* _Problem description_:
Reproduce the listing below without changes, except that pictures are left out.
^^^^
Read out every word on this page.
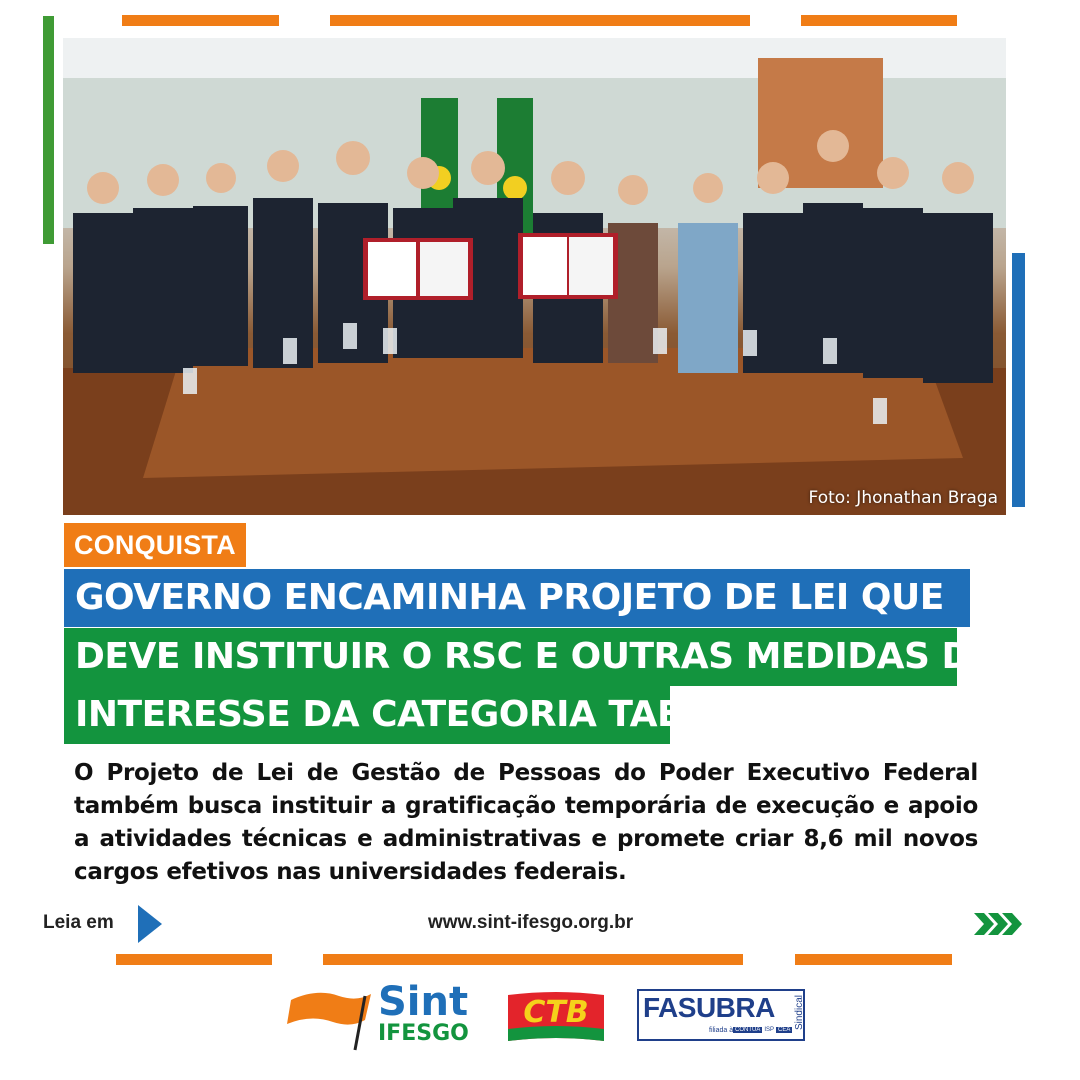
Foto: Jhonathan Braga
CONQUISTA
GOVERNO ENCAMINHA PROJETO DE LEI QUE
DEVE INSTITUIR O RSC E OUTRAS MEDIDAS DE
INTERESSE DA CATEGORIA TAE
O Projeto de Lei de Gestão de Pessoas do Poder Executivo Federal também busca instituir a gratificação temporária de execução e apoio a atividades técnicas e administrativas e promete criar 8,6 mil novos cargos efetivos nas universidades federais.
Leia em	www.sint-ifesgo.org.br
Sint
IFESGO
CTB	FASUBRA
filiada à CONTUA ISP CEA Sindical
^^^^
* _Complete output_:
Read out every word on this page.
Foto: Jhonathan Braga
CONQUISTA
GOVERNO ENCAMINHA PROJETO DE LEI QUE
DEVE INSTITUIR O RSC E OUTRAS MEDIDAS DE
INTERESSE DA CATEGORIA TAE
O Projeto de Lei de Gestão de Pessoas do Poder Executivo Federal também busca instituir a gratificação temporária de execução e apoio a atividades técnicas e administrativas e promete criar 8,6 mil novos cargos efetivos nas universidades federais.
Leia em	www.sint-ifesgo.org.br
Sint
IFESGO
CTB	FASUBRA
filiada à CONTUA ISP CEA Sindical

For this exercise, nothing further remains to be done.